* _Aim of the exercise_:
Retype all the records with nothing changed.

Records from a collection

◇ ◇ ◇ ◇ ◇

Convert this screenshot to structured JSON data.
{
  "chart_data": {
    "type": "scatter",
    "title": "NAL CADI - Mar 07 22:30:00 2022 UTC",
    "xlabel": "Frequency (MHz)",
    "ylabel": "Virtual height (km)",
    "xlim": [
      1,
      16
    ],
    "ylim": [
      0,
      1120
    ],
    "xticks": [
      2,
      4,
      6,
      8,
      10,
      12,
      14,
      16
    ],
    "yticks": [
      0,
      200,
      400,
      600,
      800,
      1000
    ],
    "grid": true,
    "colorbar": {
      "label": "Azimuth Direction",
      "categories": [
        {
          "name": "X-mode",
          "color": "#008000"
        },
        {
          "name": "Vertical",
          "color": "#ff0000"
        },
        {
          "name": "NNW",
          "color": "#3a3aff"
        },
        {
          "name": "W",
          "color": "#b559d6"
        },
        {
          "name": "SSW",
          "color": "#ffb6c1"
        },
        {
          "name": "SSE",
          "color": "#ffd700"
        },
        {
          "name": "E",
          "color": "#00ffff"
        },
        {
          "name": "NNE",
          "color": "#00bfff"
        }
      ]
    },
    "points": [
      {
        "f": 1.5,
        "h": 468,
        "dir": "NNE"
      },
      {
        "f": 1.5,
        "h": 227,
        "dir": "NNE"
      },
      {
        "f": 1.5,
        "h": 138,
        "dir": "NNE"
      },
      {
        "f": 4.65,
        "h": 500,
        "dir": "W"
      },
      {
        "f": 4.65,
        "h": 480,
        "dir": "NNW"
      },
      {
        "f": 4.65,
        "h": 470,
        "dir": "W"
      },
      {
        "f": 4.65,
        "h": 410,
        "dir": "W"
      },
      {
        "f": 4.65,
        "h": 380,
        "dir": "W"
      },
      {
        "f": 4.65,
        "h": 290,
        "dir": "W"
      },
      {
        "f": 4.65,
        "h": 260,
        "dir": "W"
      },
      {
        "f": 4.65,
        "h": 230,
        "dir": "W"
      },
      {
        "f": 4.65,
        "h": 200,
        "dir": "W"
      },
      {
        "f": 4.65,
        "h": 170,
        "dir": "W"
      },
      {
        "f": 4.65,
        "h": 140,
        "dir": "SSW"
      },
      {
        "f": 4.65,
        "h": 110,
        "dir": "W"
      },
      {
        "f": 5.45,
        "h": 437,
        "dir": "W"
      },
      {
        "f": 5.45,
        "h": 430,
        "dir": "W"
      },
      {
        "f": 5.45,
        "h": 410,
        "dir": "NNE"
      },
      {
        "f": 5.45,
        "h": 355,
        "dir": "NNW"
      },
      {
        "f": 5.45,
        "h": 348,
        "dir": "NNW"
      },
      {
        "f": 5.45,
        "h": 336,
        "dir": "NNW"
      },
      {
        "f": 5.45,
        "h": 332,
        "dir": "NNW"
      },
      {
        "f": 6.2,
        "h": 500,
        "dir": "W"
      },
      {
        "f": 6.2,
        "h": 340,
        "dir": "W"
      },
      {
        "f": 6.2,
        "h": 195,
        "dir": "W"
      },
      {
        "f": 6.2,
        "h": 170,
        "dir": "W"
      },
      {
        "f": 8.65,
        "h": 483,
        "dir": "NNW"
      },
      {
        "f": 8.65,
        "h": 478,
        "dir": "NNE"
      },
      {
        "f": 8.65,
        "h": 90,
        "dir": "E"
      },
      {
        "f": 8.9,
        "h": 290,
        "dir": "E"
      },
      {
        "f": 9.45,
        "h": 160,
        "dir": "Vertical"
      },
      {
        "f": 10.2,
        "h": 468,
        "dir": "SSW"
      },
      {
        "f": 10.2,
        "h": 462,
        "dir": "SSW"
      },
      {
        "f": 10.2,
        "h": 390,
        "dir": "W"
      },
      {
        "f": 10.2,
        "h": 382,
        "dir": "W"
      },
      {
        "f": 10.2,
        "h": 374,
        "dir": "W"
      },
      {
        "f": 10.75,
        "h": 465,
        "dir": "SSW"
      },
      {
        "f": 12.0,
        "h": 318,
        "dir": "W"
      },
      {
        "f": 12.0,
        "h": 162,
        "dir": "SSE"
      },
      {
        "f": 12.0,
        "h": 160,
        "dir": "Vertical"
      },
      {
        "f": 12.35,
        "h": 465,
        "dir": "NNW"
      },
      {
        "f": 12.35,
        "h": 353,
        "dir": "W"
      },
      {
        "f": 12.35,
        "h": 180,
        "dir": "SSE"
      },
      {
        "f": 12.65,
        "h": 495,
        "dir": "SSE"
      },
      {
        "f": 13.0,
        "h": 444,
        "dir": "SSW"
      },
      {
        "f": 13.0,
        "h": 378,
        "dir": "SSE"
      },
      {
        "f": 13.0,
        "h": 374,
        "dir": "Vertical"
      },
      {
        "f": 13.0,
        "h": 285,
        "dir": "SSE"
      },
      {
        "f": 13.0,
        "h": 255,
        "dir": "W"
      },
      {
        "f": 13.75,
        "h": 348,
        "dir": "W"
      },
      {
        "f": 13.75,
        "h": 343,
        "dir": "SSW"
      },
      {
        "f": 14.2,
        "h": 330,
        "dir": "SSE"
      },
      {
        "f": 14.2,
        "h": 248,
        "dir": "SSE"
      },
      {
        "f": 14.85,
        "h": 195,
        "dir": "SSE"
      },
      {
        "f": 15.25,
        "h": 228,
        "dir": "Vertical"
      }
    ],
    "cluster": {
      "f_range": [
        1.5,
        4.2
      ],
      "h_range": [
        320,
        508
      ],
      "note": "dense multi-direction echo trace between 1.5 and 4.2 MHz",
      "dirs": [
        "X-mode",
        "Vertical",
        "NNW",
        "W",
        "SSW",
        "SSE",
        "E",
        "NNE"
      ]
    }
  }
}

◇ ◇ ◇ ◇ ◇

* _Output of the task_:
Convert this screenshot to structured JSON data.
{
  "chart_data": {
    "type": "scatter",
    "title": "NAL CADI - Mar 07 22:30:00 2022 UTC",
    "xlabel": "Frequency (MHz)",
    "ylabel": "Virtual height (km)",
    "xlim": [
      1,
      16
    ],
    "ylim": [
      0,
      1120
    ],
    "xticks": [
      2,
      4,
      6,
      8,
      10,
      12,
      14,
      16
    ],
    "yticks": [
      0,
      200,
      400,
      600,
      800,
      1000
    ],
    "grid": true,
    "colorbar": {
      "label": "Azimuth Direction",
      "categories": [
        {
          "name": "X-mode",
          "color": "#008000"
        },
        {
          "name": "Vertical",
          "color": "#ff0000"
        },
        {
          "name": "NNW",
          "color": "#3a3aff"
        },
        {
          "name": "W",
          "color": "#b559d6"
        },
        {
          "name": "SSW",
          "color": "#ffb6c1"
        },
        {
          "name": "SSE",
          "color": "#ffd700"
        },
        {
          "name": "E",
          "color": "#00ffff"
        },
        {
          "name": "NNE",
          "color": "#00bfff"
        }
      ]
    },
    "points": [
      {
        "f": 1.5,
        "h": 468,
        "dir": "NNE"
      },
      {
        "f": 1.5,
        "h": 227,
        "dir": "NNE"
      },
      {
        "f": 1.5,
        "h": 138,
        "dir": "NNE"
      },
      {
        "f": 4.65,
        "h": 500,
        "dir": "W"
      },
      {
        "f": 4.65,
        "h": 480,
        "dir": "NNW"
      },
      {
        "f": 4.65,
        "h": 470,
        "dir": "W"
      },
      {
        "f": 4.65,
        "h": 410,
        "dir": "W"
      },
      {
        "f": 4.65,
        "h": 380,
        "dir": "W"
      },
      {
        "f": 4.65,
        "h": 290,
        "dir": "W"
      },
      {
        "f": 4.65,
        "h": 260,
        "dir": "W"
      },
      {
        "f": 4.65,
        "h": 230,
        "dir": "W"
      },
      {
        "f": 4.65,
        "h": 200,
        "dir": "W"
      },
      {
        "f": 4.65,
        "h": 170,
        "dir": "W"
      },
      {
        "f": 4.65,
        "h": 140,
        "dir": "SSW"
      },
      {
        "f": 4.65,
        "h": 110,
        "dir": "W"
      },
      {
        "f": 5.45,
        "h": 437,
        "dir": "W"
      },
      {
        "f": 5.45,
        "h": 430,
        "dir": "W"
      },
      {
        "f": 5.45,
        "h": 410,
        "dir": "NNE"
      },
      {
        "f": 5.45,
        "h": 355,
        "dir": "NNW"
      },
      {
        "f": 5.45,
        "h": 348,
        "dir": "NNW"
      },
      {
        "f": 5.45,
        "h": 336,
        "dir": "NNW"
      },
      {
        "f": 5.45,
        "h": 332,
        "dir": "NNW"
      },
      {
        "f": 6.2,
        "h": 500,
        "dir": "W"
      },
      {
        "f": 6.2,
        "h": 340,
        "dir": "W"
      },
      {
        "f": 6.2,
        "h": 195,
        "dir": "W"
      },
      {
        "f": 6.2,
        "h": 170,
        "dir": "W"
      },
      {
        "f": 8.65,
        "h": 483,
        "dir": "NNW"
      },
      {
        "f": 8.65,
        "h": 478,
        "dir": "NNE"
      },
      {
        "f": 8.65,
        "h": 90,
        "dir": "E"
      },
      {
        "f": 8.9,
        "h": 290,
        "dir": "E"
      },
      {
        "f": 9.45,
        "h": 160,
        "dir": "Vertical"
      },
      {
        "f": 10.2,
        "h": 468,
        "dir": "SSW"
      },
      {
        "f": 10.2,
        "h": 462,
        "dir": "SSW"
      },
      {
        "f": 10.2,
        "h": 390,
        "dir": "W"
      },
      {
        "f": 10.2,
        "h": 382,
        "dir": "W"
      },
      {
        "f": 10.2,
        "h": 374,
        "dir": "W"
      },
      {
        "f": 10.75,
        "h": 465,
        "dir": "SSW"
      },
      {
        "f": 12.0,
        "h": 318,
        "dir": "W"
      },
      {
        "f": 12.0,
        "h": 162,
        "dir": "SSE"
      },
      {
        "f": 12.0,
        "h": 160,
        "dir": "Vertical"
      },
      {
        "f": 12.35,
        "h": 465,
        "dir": "NNW"
      },
      {
        "f": 12.35,
        "h": 353,
        "dir": "W"
      },
      {
        "f": 12.35,
        "h": 180,
        "dir": "SSE"
      },
      {
        "f": 12.65,
        "h": 495,
        "dir": "SSE"
      },
      {
        "f": 13.0,
        "h": 444,
        "dir": "SSW"
      },
      {
        "f": 13.0,
        "h": 378,
        "dir": "SSE"
      },
      {
        "f": 13.0,
        "h": 374,
        "dir": "Vertical"
      },
      {
        "f": 13.0,
        "h": 285,
        "dir": "SSE"
      },
      {
        "f": 13.0,
        "h": 255,
        "dir": "W"
      },
      {
        "f": 13.75,
        "h": 348,
        "dir": "W"
      },
      {
        "f": 13.75,
        "h": 343,
        "dir": "SSW"
      },
      {
        "f": 14.2,
        "h": 330,
        "dir": "SSE"
      },
      {
        "f": 14.2,
        "h": 248,
        "dir": "SSE"
      },
      {
        "f": 14.85,
        "h": 195,
        "dir": "SSE"
      },
      {
        "f": 15.25,
        "h": 228,
        "dir": "Vertical"
      }
    ],
    "cluster": {
      "f_range": [
        1.5,
        4.2
      ],
      "h_range": [
        320,
        508
      ],
      "note": "dense multi-direction echo trace between 1.5 and 4.2 MHz",
      "dirs": [
        "X-mode",
        "Vertical",
        "NNW",
        "W",
        "SSW",
        "SSE",
        "E",
        "NNE"
      ]
    }
  }
}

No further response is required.